Go through the entries below and retype them exactly, omitting each picture.

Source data
++++++++
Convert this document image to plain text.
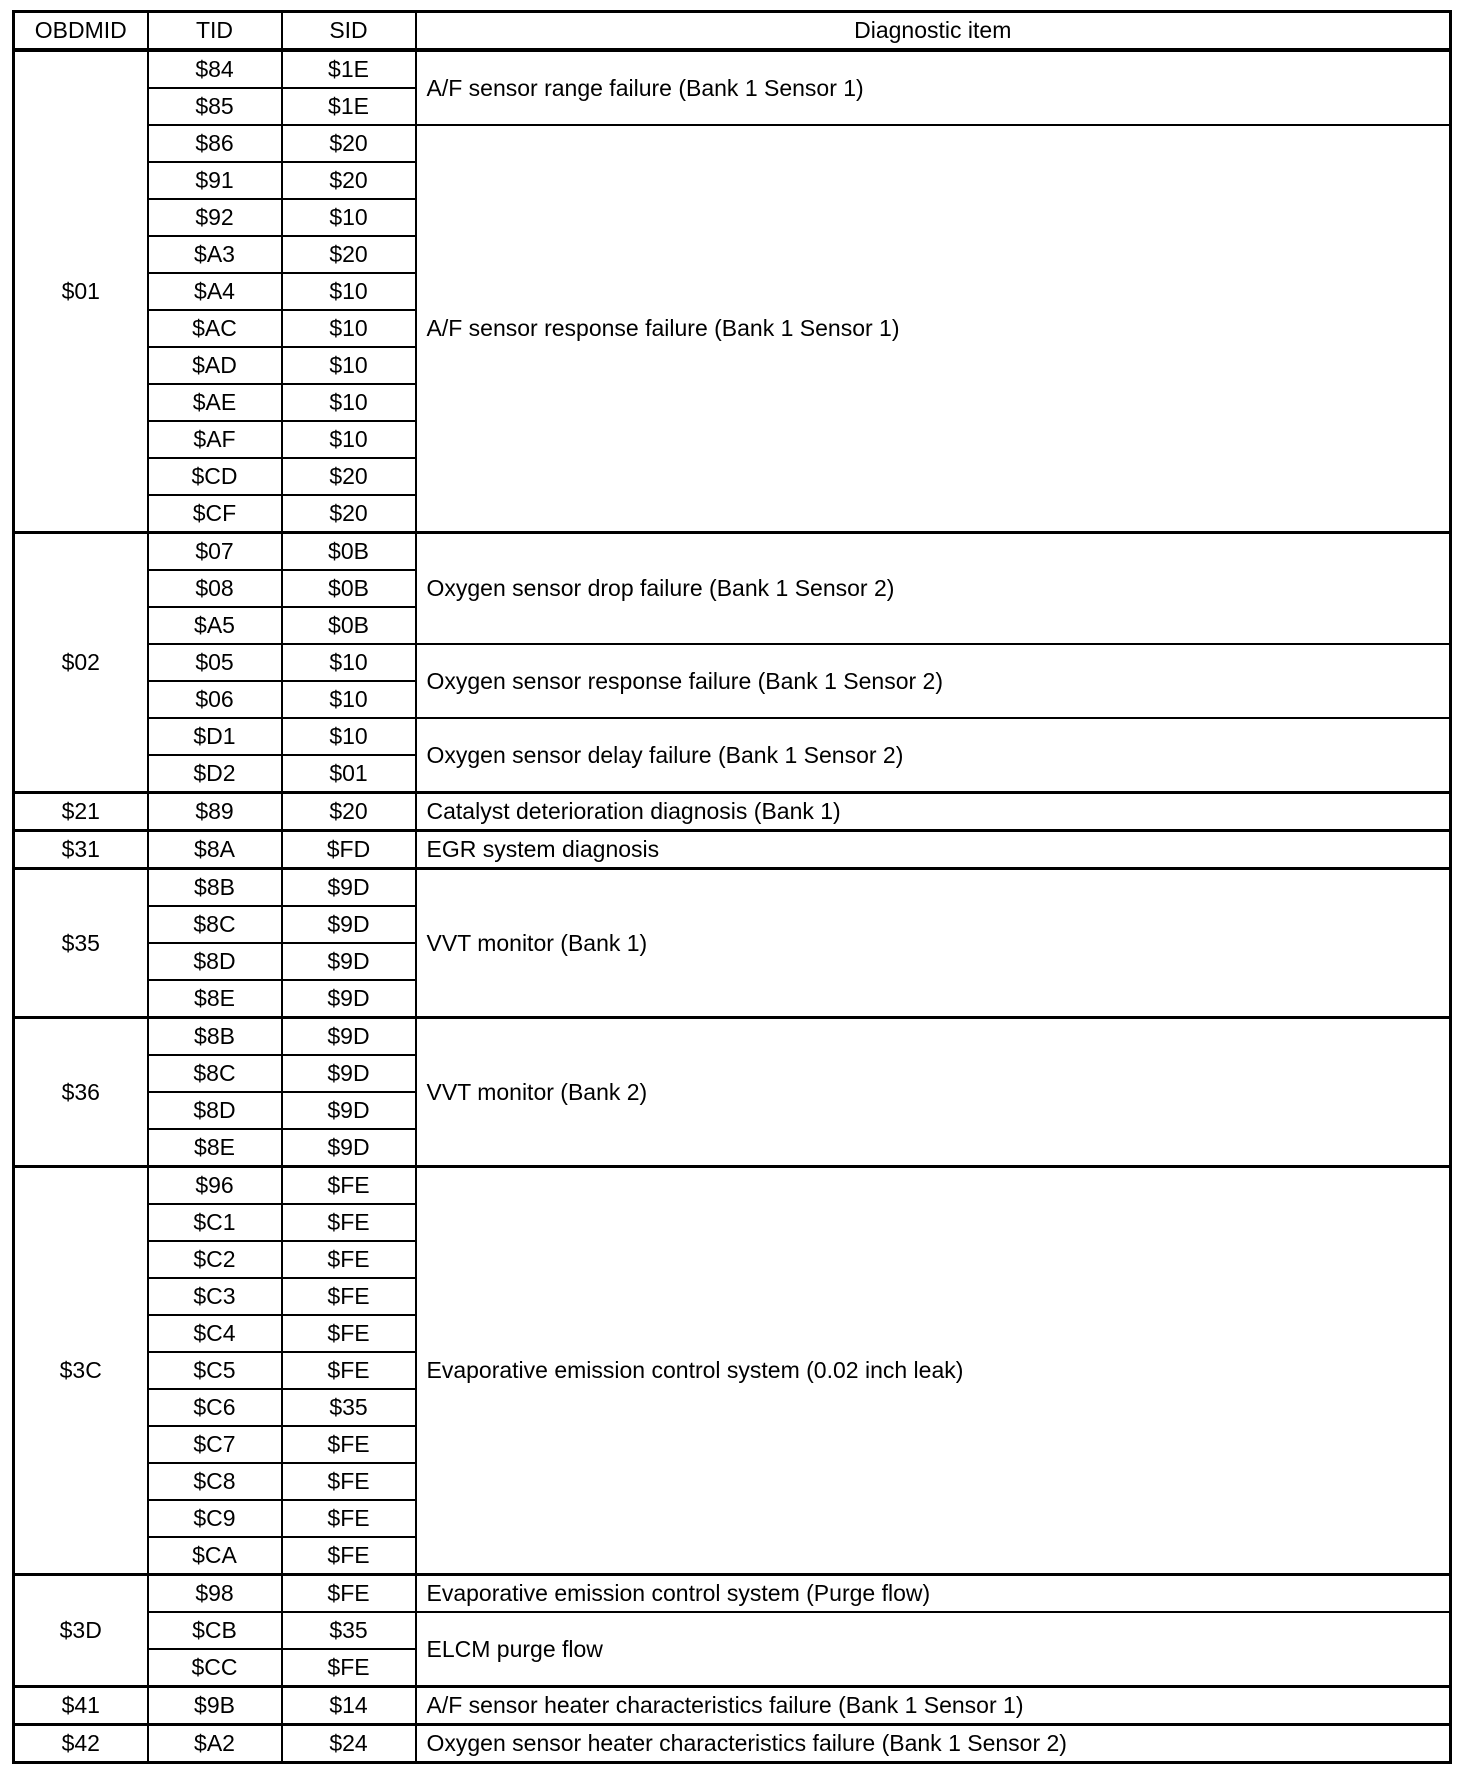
OBDMID	TID	SID	Diagnostic item
$01	$84	$1E	A/F sensor range failure (Bank 1 Sensor 1)
	$85	$1E	
	$86	$20	A/F sensor response failure (Bank 1 Sensor 1)
	$91	$20	
	$92	$10	
	$A3	$20	
	$A4	$10	
	$AC	$10	
	$AD	$10	
	$AE	$10	
	$AF	$10	
	$CD	$20	
	$CF	$20	
$02	$07	$0B	Oxygen sensor drop failure (Bank 1 Sensor 2)
	$08	$0B	
	$A5	$0B	
	$05	$10	Oxygen sensor response failure (Bank 1 Sensor 2)
	$06	$10	
	$D1	$10	Oxygen sensor delay failure (Bank 1 Sensor 2)
	$D2	$01	
$21	$89	$20	Catalyst deterioration diagnosis (Bank 1)
$31	$8A	$FD	EGR system diagnosis
$35	$8B	$9D	VVT monitor (Bank 1)
	$8C	$9D	
	$8D	$9D	
	$8E	$9D	
$36	$8B	$9D	VVT monitor (Bank 2)
	$8C	$9D	
	$8D	$9D	
	$8E	$9D	
$3C	$96	$FE	Evaporative emission control system (0.02 inch leak)
	$C1	$FE	
	$C2	$FE	
	$C3	$FE	
	$C4	$FE	
	$C5	$FE	
	$C6	$35	
	$C7	$FE	
	$C8	$FE	
	$C9	$FE	
	$CA	$FE	
$3D	$98	$FE	Evaporative emission control system (Purge flow)
	$CB	$35	ELCM purge flow
	$CC	$FE	
$41	$9B	$14	A/F sensor heater characteristics failure (Bank 1 Sensor 1)
$42	$A2	$24	Oxygen sensor heater characteristics failure (Bank 1 Sensor 2)
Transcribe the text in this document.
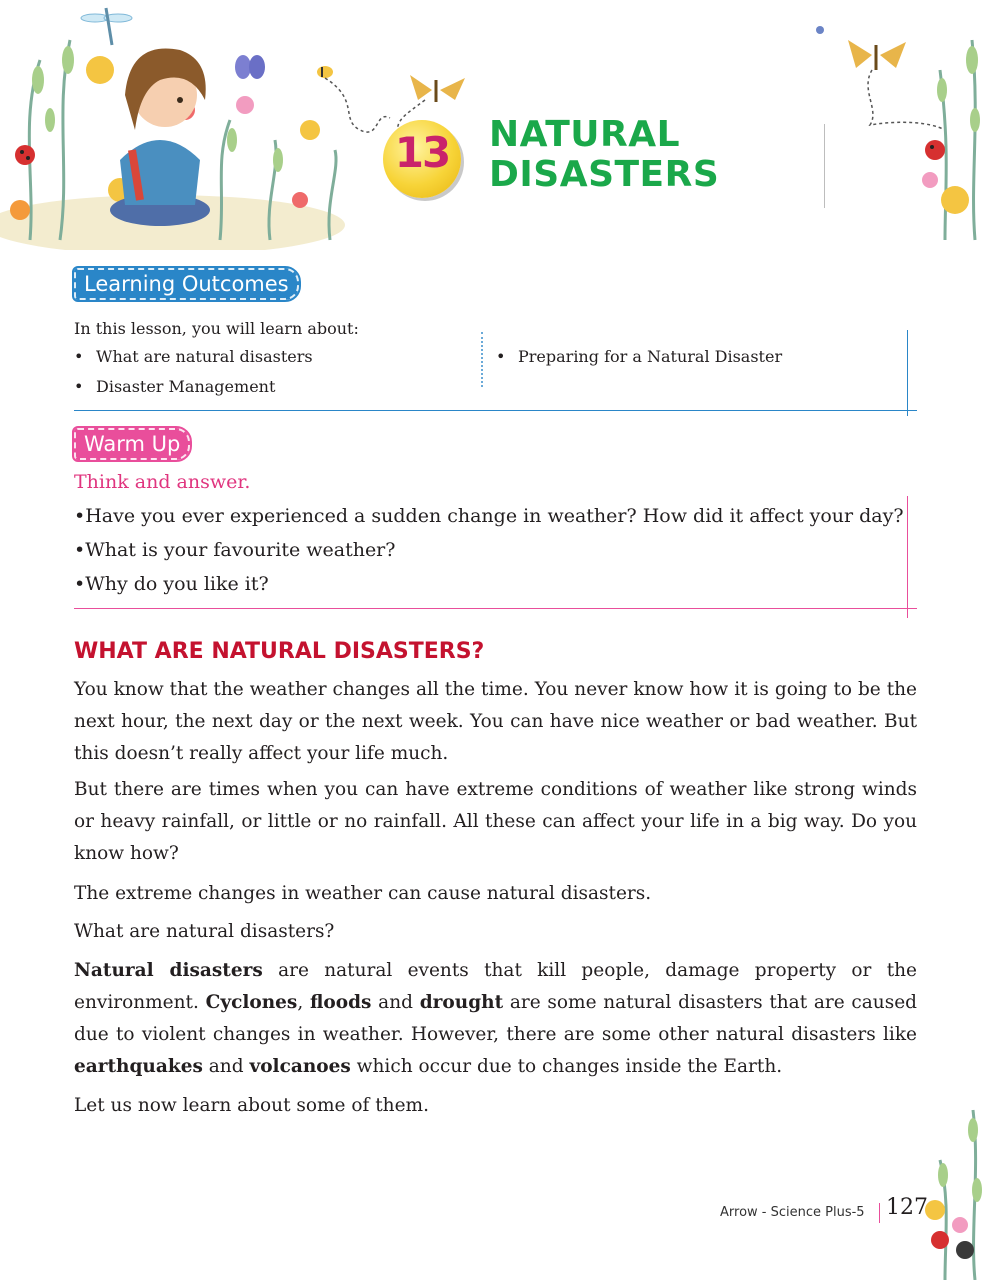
13	NATURAL
DISASTERS
Learning Outcomes
In this lesson, you will learn about:
• What are natural disasters
• Disaster Management
• Preparing for a Natural Disaster
Warm Up
Think and answer.
•Have you ever experienced a sudden change in weather? How did it affect your day?
•What is your favourite weather?
•Why do you like it?
WHAT ARE NATURAL DISASTERS?
You know that the weather changes all the time. You never know how it is going to be the next hour, the next day or the next week. You can have nice weather or bad weather. But this doesn’t really affect your life much.
But there are times when you can have extreme conditions of weather like strong winds or heavy rainfall, or little or no rainfall. All these can affect your life in a big way. Do you know how?
The extreme changes in weather can cause natural disasters.
What are natural disasters?
Natural disasters are natural events that kill people, damage property or the environment. Cyclones, floods and drought are some natural disasters that are caused due to violent changes in weather. However, there are some other natural disasters like earthquakes and volcanoes which occur due to changes inside the Earth.
Let us now learn about some of them.
Arrow - Science Plus-5 127
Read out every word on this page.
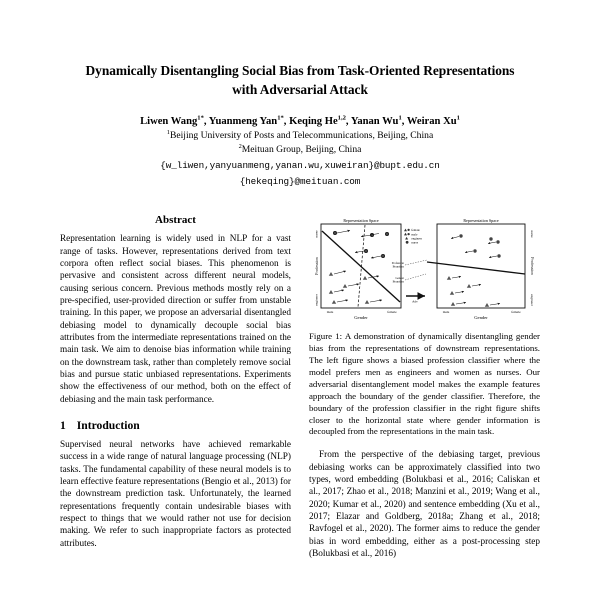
Dynamically Disentangling Social Bias from Task-Oriented Representations with Adversarial Attack
Liwen Wang$^{1*}$, Yuanmeng Yan$^{1*}$, Keqing He$^{1,2}$, Yanan Wu$^1$, Weiran Xu$^1$
$^1$Beijing University of Posts and Telecommunications, Beijing, China
$^2$Meituan Group, Beijing, China
{w_liwen,yanyuanmeng,yanan.wu,xuweiran}@bupt.edu.cn
{hekeqing}@meituan.com
Abstract

Representation learning is widely used in NLP for a vast range of tasks. However, representations derived from text corpora often reflect social biases. This phenomenon is pervasive and consistent across different neural models, causing serious concern. Previous methods mostly rely on a pre-specified, user-provided direction or suffer from unstable training. In this paper, we propose an adversarial disentangled debiasing model to dynamically decouple social bias attributes from the intermediate representations trained on the main task. We aim to denoise bias information while training on the downstream task, rather than completely remove social bias and pursue static unbiased representations. Experiments show the effectiveness of our method, both on the effect of debiasing and the main task performance.

1 Introduction

Supervised neural networks have achieved remarkable success in a wide range of natural language processing (NLP) tasks. The fundamental capability of these neural models is to learn effective feature representations (Bengio et al., 2013) for the downstream prediction task. Unfortunately, the learned representations frequently contain undesirable biases with respect to things that we would rather not use for decision making. We refer to such inappropriate factors as protected attributes.

Representation Space
Profession
nurse
engineer
Gender
male	female
female
male
engineer
nurse
Profession
Boundary
Gender
Boundary
Adv
Representation Space
Profession
nurse
engineer
Gender
male	female

Figure 1: A demonstration of dynamically disentangling gender bias from the representations of downstream representations. The left figure shows a biased profession classifier where the model prefers men as engineers and women as nurses. Our adversarial disentanglement model makes the example features approach the boundary of the gender classifier. Therefore, the boundary of the profession classifier in the right figure shifts closer to the horizontal state where gender information is decoupled from the representations in the main task.

From the perspective of the debiasing target, previous debiasing works can be approximately classified into two types, word embedding (Bolukbasi et al., 2016; Caliskan et al., 2017; Zhao et al., 2018; Manzini et al., 2019; Wang et al., 2020; Kumar et al., 2020) and sentence embedding (Xu et al., 2017; Elazar and Goldberg, 2018a; Zhang et al., 2018; Ravfogel et al., 2020). The former aims to reduce the gender bias in word embedding, either as a post-processing step (Bolukbasi et al., 2016)
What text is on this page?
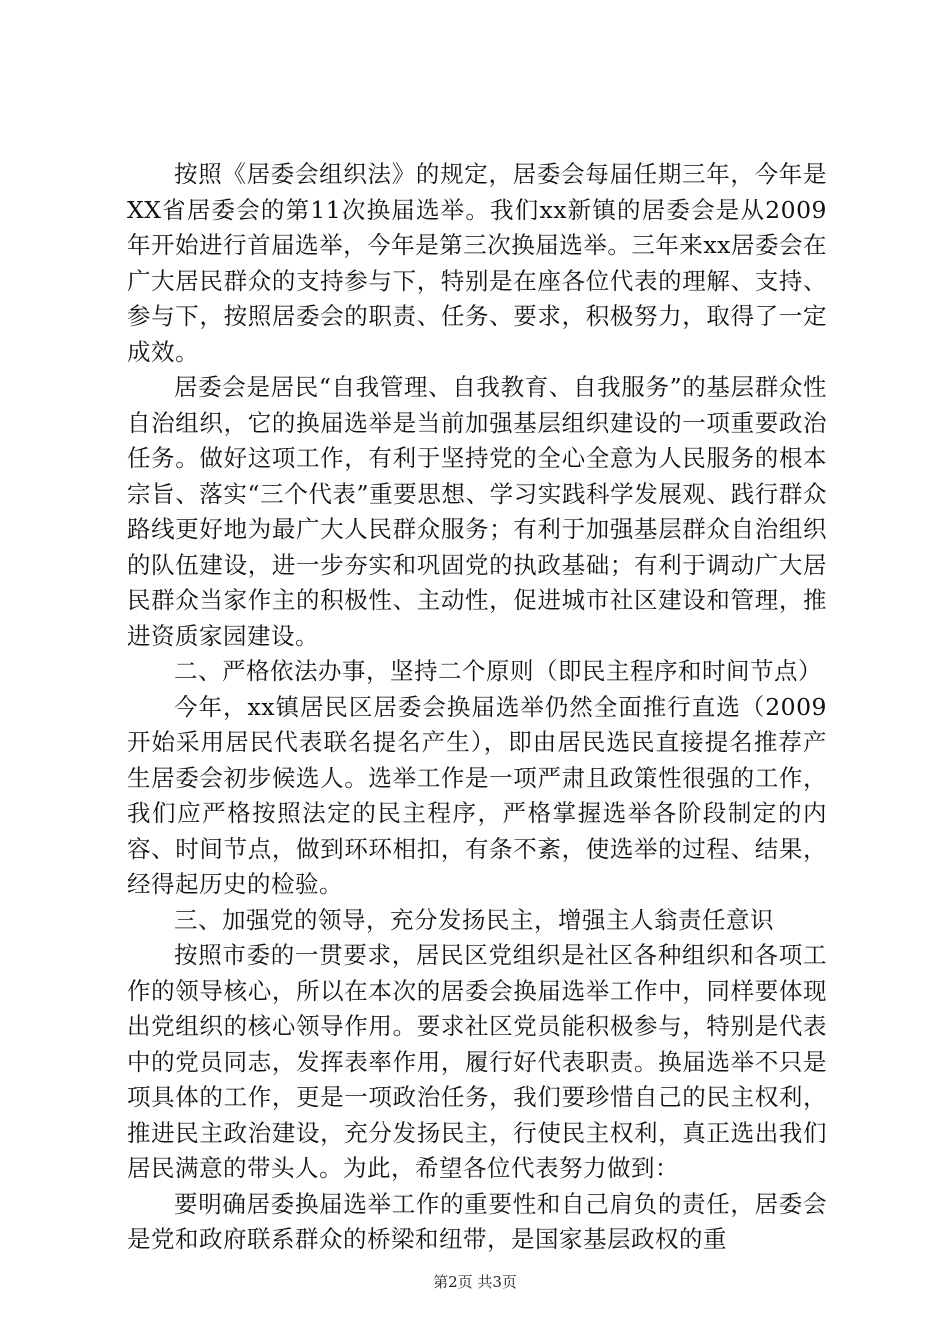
按照《居委会组织法》的规定，居委会每届任期三年，今年是XX省居委会的第11次换届选举。我们xx新镇的居委会是从2009年开始进行首届选举，今年是第三次换届选举。三年来xx居委会在广大居民群众的支持参与下，特别是在座各位代表的理解、支持、参与下，按照居委会的职责、任务、要求，积极努力，取得了一定成效。

居委会是居民“自我管理、自我教育、自我服务”的基层群众性自治组织，它的换届选举是当前加强基层组织建设的一项重要政治任务。做好这项工作，有利于坚持党的全心全意为人民服务的根本宗旨、落实“三个代表”重要思想、学习实践科学发展观、践行群众路线更好地为最广大人民群众服务；有利于加强基层群众自治组织的队伍建设，进一步夯实和巩固党的执政基础；有利于调动广大居民群众当家作主的积极性、主动性，促进城市社区建设和管理，推进资质家园建设。

二、严格依法办事，坚持二个原则（即民主程序和时间节点）

今年，xx镇居民区居委会换届选举仍然全面推行直选（2009开始采用居民代表联名提名产生），即由居民选民直接提名推荐产生居委会初步候选人。选举工作是一项严肃且政策性很强的工作，我们应严格按照法定的民主程序，严格掌握选举各阶段制定的内容、时间节点，做到环环相扣，有条不紊，使选举的过程、结果，经得起历史的检验。

三、加强党的领导，充分发扬民主，增强主人翁责任意识

按照市委的一贯要求，居民区党组织是社区各种组织和各项工作的领导核心，所以在本次的居委会换届选举工作中，同样要体现出党组织的核心领导作用。要求社区党员能积极参与，特别是代表中的党员同志，发挥表率作用，履行好代表职责。换届选举不只是项具体的工作，更是一项政治任务，我们要珍惜自己的民主权利，推进民主政治建设，充分发扬民主，行使民主权利，真正选出我们居民满意的带头人。为此，希望各位代表努力做到：

要明确居委换届选举工作的重要性和自己肩负的责任，居委会是党和政府联系群众的桥梁和纽带，是国家基层政权的重

第2页 共3页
++++++++
> [The result]
Convert this document image to plain text.
OBDMID	TID	SID	Diagnostic item
$01	$84	$1E	A/F sensor range failure (Bank 1 Sensor 1)
	$85	$1E	
	$86	$20	A/F sensor response failure (Bank 1 Sensor 1)
	$91	$20	
	$92	$10	
	$A3	$20	
	$A4	$10	
	$AC	$10	
	$AD	$10	
	$AE	$10	
	$AF	$10	
	$CD	$20	
	$CF	$20	
$02	$07	$0B	Oxygen sensor drop failure (Bank 1 Sensor 2)
	$08	$0B	
	$A5	$0B	
	$05	$10	Oxygen sensor response failure (Bank 1 Sensor 2)
	$06	$10	
	$D1	$10	Oxygen sensor delay failure (Bank 1 Sensor 2)
	$D2	$01	
$21	$89	$20	Catalyst deterioration diagnosis (Bank 1)
$31	$8A	$FD	EGR system diagnosis
$35	$8B	$9D	VVT monitor (Bank 1)
	$8C	$9D	
	$8D	$9D	
	$8E	$9D	
$36	$8B	$9D	VVT monitor (Bank 2)
	$8C	$9D	
	$8D	$9D	
	$8E	$9D	
$3C	$96	$FE	Evaporative emission control system (0.02 inch leak)
	$C1	$FE	
	$C2	$FE	
	$C3	$FE	
	$C4	$FE	
	$C5	$FE	
	$C6	$35	
	$C7	$FE	
	$C8	$FE	
	$C9	$FE	
	$CA	$FE	
$3D	$98	$FE	Evaporative emission control system (Purge flow)
	$CB	$35	ELCM purge flow
	$CC	$FE	
$41	$9B	$14	A/F sensor heater characteristics failure (Bank 1 Sensor 1)
$42	$A2	$24	Oxygen sensor heater characteristics failure (Bank 1 Sensor 2)
Transcribe the text in this document.
13	NATURAL
DISASTERS
Learning Outcomes
In this lesson, you will learn about:
• What are natural disasters
• Disaster Management
• Preparing for a Natural Disaster
Warm Up
Think and answer.
•Have you ever experienced a sudden change in weather? How did it affect your day?
•What is your favourite weather?
•Why do you like it?
WHAT ARE NATURAL DISASTERS?
You know that the weather changes all the time. You never know how it is going to be the next hour, the next day or the next week. You can have nice weather or bad weather. But this doesn’t really affect your life much.
But there are times when you can have extreme conditions of weather like strong winds or heavy rainfall, or little or no rainfall. All these can affect your life in a big way. Do you know how?
The extreme changes in weather can cause natural disasters.
What are natural disasters?
Natural disasters are natural events that kill people, damage property or the environment. Cyclones, floods and drought are some natural disasters that are caused due to violent changes in weather. However, there are some other natural disasters like earthquakes and volcanoes which occur due to changes inside the Earth.
Let us now learn about some of them.
Arrow - Science Plus-5 127
Read out every word on this page.
Dynamically Disentangling Social Bias from Task-Oriented Representations with Adversarial Attack
Liwen Wang$^{1*}$, Yuanmeng Yan$^{1*}$, Keqing He$^{1,2}$, Yanan Wu$^1$, Weiran Xu$^1$
$^1$Beijing University of Posts and Telecommunications, Beijing, China
$^2$Meituan Group, Beijing, China
{w_liwen,yanyuanmeng,yanan.wu,xuweiran}@bupt.edu.cn
{hekeqing}@meituan.com
Abstract

Representation learning is widely used in NLP for a vast range of tasks. However, representations derived from text corpora often reflect social biases. This phenomenon is pervasive and consistent across different neural models, causing serious concern. Previous methods mostly rely on a pre-specified, user-provided direction or suffer from unstable training. In this paper, we propose an adversarial disentangled debiasing model to dynamically decouple social bias attributes from the intermediate representations trained on the main task. We aim to denoise bias information while training on the downstream task, rather than completely remove social bias and pursue static unbiased representations. Experiments show the effectiveness of our method, both on the effect of debiasing and the main task performance.

1 Introduction

Supervised neural networks have achieved remarkable success in a wide range of natural language processing (NLP) tasks. The fundamental capability of these neural models is to learn effective feature representations (Bengio et al., 2013) for the downstream prediction task. Unfortunately, the learned representations frequently contain undesirable biases with respect to things that we would rather not use for decision making. We refer to such inappropriate factors as protected attributes.

Representation Space
Profession
nurse
engineer
Gender
male	female
female
male
engineer
nurse
Profession
Boundary
Gender
Boundary
Adv
Representation Space
Profession
nurse
engineer
Gender
male	female

Figure 1: A demonstration of dynamically disentangling gender bias from the representations of downstream representations. The left figure shows a biased profession classifier where the model prefers men as engineers and women as nurses. Our adversarial disentanglement model makes the example features approach the boundary of the gender classifier. Therefore, the boundary of the profession classifier in the right figure shifts closer to the horizontal state where gender information is decoupled from the representations in the main task.

From the perspective of the debiasing target, previous debiasing works can be approximately classified into two types, word embedding (Bolukbasi et al., 2016; Caliskan et al., 2017; Zhao et al., 2018; Manzini et al., 2019; Wang et al., 2020; Kumar et al., 2020) and sentence embedding (Xu et al., 2017; Elazar and Goldberg, 2018a; Zhang et al., 2018; Ravfogel et al., 2020). The former aims to reduce the gender bias in word embedding, either as a post-processing step (Bolukbasi et al., 2016)
What text is on this page?
按照《居委会组织法》的规定，居委会每届任期三年，今年是XX省居委会的第11次换届选举。我们xx新镇的居委会是从2009年开始进行首届选举，今年是第三次换届选举。三年来xx居委会在广大居民群众的支持参与下，特别是在座各位代表的理解、支持、参与下，按照居委会的职责、任务、要求，积极努力，取得了一定成效。

居委会是居民“自我管理、自我教育、自我服务”的基层群众性自治组织，它的换届选举是当前加强基层组织建设的一项重要政治任务。做好这项工作，有利于坚持党的全心全意为人民服务的根本宗旨、落实“三个代表”重要思想、学习实践科学发展观、践行群众路线更好地为最广大人民群众服务；有利于加强基层群众自治组织的队伍建设，进一步夯实和巩固党的执政基础；有利于调动广大居民群众当家作主的积极性、主动性，促进城市社区建设和管理，推进资质家园建设。

二、严格依法办事，坚持二个原则（即民主程序和时间节点）

今年，xx镇居民区居委会换届选举仍然全面推行直选（2009开始采用居民代表联名提名产生），即由居民选民直接提名推荐产生居委会初步候选人。选举工作是一项严肃且政策性很强的工作，我们应严格按照法定的民主程序，严格掌握选举各阶段制定的内容、时间节点，做到环环相扣，有条不紊，使选举的过程、结果，经得起历史的检验。

三、加强党的领导，充分发扬民主，增强主人翁责任意识

按照市委的一贯要求，居民区党组织是社区各种组织和各项工作的领导核心，所以在本次的居委会换届选举工作中，同样要体现出党组织的核心领导作用。要求社区党员能积极参与，特别是代表中的党员同志，发挥表率作用，履行好代表职责。换届选举不只是项具体的工作，更是一项政治任务，我们要珍惜自己的民主权利，推进民主政治建设，充分发扬民主，行使民主权利，真正选出我们居民满意的带头人。为此，希望各位代表努力做到：

要明确居委换届选举工作的重要性和自己肩负的责任，居委会是党和政府联系群众的桥梁和纽带，是国家基层政权的重

第2页 共3页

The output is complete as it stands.